=== Data in this exercise ===

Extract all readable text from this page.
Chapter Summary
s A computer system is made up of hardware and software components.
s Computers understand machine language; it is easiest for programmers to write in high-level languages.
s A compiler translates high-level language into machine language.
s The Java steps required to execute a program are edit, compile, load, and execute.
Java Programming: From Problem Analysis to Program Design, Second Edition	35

===

Retype the records above exactly.

_Result of the task_:
Extract all readable text from this page.
Chapter Summary
s A computer system is made up of hardware and software components.
s Computers understand machine language; it is easiest for programmers to write in high-level languages.
s A compiler translates high-level language into machine language.
s The Java steps required to execute a program are edit, compile, load, and execute.
Java Programming: From Problem Analysis to Program Design, Second Edition	35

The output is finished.